■ Requirements
Tally up the lines below that include the word "JSON". Answer with the number alone.

--- Start Recorded data ---

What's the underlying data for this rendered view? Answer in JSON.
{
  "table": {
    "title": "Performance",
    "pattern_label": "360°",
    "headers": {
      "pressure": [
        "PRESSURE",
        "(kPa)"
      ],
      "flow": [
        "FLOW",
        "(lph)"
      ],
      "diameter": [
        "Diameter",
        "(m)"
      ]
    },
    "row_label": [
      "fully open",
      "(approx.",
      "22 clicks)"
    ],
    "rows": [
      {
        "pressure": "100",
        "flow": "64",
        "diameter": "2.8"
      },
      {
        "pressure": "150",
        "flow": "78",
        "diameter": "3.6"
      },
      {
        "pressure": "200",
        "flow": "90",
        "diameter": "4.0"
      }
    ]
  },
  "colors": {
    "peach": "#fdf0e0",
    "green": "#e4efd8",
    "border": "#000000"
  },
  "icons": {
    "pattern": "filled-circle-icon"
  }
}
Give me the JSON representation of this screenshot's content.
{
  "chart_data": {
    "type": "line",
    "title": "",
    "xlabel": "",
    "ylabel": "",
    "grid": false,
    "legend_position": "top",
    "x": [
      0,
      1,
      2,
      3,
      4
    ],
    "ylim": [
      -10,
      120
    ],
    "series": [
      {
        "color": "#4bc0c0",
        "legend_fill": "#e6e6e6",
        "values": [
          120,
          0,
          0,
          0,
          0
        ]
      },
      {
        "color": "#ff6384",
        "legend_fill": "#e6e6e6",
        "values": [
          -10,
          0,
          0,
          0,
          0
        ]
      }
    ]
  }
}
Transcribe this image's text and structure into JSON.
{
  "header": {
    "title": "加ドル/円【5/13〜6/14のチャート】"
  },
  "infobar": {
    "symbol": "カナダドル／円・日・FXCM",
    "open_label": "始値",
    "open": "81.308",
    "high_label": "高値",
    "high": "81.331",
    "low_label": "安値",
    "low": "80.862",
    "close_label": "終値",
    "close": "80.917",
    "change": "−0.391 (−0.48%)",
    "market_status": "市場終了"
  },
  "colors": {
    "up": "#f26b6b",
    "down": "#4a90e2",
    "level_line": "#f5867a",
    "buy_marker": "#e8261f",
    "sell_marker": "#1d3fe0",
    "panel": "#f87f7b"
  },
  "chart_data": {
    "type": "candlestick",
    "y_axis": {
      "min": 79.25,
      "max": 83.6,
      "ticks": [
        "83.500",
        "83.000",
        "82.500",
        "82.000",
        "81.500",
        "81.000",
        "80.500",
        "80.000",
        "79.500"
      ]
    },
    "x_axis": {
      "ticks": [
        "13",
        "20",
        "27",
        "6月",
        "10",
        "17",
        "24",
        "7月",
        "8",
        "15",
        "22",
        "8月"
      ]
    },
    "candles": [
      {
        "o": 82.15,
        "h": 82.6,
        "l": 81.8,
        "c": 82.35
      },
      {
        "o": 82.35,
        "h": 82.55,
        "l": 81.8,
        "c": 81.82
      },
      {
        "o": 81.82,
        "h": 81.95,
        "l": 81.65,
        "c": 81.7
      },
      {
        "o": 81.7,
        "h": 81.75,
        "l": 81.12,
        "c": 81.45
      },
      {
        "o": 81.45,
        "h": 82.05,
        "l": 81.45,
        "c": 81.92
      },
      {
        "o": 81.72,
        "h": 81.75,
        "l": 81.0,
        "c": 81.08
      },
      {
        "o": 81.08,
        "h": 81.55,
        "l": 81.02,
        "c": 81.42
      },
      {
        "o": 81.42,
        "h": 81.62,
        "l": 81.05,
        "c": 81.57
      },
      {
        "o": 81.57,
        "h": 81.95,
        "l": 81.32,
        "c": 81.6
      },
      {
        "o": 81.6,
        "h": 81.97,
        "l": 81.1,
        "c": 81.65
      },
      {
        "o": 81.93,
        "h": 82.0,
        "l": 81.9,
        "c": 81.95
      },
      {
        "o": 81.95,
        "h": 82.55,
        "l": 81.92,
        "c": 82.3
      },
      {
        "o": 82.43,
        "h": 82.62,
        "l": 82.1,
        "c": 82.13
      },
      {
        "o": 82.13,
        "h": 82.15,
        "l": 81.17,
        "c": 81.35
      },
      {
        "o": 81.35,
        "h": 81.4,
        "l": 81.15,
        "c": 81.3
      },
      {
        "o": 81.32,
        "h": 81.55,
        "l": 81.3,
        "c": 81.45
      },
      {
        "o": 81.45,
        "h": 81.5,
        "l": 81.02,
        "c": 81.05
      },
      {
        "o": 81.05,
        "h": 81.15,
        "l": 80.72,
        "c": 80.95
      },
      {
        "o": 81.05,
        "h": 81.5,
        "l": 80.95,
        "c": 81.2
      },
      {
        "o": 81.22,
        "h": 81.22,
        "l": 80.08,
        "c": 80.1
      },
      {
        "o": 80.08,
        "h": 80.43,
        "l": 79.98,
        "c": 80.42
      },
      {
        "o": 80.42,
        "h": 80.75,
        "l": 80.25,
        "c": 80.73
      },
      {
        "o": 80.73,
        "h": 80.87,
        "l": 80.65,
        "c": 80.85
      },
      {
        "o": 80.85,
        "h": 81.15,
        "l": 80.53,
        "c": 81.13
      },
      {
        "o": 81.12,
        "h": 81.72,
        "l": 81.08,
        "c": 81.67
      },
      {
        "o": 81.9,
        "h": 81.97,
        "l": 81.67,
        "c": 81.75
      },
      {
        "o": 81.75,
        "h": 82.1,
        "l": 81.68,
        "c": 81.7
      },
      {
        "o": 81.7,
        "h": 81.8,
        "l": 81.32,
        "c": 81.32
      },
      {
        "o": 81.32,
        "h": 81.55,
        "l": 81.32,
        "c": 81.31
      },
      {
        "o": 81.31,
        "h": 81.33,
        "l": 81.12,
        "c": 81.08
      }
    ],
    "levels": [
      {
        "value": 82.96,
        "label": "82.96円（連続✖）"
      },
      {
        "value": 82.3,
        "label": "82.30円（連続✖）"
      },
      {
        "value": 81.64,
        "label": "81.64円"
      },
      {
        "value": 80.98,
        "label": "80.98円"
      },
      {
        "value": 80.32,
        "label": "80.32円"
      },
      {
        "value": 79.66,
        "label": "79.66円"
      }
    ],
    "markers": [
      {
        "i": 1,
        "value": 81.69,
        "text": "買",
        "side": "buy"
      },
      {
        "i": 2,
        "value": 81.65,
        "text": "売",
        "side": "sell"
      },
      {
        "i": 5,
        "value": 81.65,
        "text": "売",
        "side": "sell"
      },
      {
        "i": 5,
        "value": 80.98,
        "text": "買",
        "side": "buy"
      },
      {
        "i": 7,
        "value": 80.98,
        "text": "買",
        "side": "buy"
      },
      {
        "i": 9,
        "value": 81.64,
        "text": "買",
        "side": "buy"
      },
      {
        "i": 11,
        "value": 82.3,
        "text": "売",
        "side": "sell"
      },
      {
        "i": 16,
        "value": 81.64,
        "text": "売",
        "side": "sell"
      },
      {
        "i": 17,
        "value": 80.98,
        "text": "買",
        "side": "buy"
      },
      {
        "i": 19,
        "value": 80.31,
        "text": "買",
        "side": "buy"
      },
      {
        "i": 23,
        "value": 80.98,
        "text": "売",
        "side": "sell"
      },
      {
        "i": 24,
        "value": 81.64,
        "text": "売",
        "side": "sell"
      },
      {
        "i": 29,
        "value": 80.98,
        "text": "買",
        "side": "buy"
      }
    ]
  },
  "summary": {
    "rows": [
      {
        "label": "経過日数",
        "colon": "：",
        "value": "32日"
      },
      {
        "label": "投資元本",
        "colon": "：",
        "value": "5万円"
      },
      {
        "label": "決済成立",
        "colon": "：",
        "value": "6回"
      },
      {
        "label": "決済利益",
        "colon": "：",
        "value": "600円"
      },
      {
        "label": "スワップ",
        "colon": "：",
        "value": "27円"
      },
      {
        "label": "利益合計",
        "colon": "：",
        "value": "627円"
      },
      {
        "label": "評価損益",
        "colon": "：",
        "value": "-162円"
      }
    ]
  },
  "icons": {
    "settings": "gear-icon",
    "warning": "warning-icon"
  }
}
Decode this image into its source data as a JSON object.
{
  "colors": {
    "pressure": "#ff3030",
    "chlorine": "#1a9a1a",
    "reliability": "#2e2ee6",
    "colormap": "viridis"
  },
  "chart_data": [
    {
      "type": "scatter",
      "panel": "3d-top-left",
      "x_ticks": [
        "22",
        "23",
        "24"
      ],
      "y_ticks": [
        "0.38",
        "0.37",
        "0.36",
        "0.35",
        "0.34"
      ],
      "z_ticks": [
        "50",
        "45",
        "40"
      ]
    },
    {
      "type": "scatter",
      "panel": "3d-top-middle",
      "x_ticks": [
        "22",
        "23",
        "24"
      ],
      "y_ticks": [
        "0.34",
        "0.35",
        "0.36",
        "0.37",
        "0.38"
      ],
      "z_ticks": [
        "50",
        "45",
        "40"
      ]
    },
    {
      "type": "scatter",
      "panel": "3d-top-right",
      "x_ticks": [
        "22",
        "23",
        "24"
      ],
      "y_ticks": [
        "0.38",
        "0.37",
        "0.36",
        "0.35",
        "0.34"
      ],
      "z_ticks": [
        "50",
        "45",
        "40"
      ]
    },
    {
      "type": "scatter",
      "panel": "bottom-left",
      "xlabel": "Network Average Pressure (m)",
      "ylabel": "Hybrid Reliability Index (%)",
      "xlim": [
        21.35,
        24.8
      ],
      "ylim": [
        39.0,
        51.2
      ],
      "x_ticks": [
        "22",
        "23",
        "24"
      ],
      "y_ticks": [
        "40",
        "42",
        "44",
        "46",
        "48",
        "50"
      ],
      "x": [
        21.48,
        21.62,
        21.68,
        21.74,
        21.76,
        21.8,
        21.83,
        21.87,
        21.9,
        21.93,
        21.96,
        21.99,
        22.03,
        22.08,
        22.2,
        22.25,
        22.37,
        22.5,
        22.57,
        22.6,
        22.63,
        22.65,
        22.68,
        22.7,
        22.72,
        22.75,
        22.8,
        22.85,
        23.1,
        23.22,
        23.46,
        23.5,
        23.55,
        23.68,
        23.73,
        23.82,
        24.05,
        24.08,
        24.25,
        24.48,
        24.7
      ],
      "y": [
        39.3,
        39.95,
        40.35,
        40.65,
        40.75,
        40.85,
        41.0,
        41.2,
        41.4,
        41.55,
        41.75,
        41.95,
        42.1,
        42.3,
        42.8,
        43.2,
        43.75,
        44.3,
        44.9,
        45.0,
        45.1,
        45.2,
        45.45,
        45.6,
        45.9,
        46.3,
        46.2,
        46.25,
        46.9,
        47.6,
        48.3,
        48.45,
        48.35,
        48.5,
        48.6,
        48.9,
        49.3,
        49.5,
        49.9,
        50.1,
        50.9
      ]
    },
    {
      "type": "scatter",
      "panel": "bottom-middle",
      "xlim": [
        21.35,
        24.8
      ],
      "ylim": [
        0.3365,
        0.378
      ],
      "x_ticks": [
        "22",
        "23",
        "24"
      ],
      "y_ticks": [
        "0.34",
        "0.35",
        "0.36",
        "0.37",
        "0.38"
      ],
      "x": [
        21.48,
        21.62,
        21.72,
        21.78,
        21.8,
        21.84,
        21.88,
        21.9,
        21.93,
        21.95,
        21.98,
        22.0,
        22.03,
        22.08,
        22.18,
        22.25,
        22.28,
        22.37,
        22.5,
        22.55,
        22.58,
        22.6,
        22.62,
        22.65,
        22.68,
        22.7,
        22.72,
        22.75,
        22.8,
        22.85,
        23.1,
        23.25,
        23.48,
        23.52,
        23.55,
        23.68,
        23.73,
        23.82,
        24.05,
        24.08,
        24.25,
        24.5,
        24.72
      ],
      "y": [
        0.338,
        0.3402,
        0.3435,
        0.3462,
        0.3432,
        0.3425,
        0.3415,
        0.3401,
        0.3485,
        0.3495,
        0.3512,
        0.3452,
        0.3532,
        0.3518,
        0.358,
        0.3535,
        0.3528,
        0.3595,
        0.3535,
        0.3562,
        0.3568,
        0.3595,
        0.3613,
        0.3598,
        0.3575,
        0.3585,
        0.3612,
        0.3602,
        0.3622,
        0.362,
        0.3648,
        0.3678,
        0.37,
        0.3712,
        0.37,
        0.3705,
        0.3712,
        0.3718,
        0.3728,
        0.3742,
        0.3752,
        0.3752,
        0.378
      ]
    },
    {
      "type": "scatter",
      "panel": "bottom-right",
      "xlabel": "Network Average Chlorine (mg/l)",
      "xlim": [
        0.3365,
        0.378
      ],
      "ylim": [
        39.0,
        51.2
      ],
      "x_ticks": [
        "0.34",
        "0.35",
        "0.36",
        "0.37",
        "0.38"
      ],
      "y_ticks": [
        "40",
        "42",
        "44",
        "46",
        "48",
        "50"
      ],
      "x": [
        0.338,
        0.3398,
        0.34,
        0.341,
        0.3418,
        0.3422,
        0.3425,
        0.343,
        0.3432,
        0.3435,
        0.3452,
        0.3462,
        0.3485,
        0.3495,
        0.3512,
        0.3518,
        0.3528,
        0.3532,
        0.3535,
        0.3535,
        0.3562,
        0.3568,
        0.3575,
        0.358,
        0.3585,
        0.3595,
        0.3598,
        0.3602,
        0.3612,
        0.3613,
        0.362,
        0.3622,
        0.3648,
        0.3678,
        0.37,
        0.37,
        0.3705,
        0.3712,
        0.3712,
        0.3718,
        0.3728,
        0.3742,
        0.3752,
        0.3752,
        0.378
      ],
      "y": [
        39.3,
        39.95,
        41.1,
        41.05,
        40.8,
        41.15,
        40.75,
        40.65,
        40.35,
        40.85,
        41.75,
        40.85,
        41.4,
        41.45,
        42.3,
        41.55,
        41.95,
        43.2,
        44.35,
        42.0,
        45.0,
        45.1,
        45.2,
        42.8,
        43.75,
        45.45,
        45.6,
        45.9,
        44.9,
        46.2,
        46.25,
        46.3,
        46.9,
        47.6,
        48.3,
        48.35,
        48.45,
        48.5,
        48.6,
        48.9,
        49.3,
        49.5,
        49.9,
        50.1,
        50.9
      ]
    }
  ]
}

--- End Recorded data ---

■ Response
4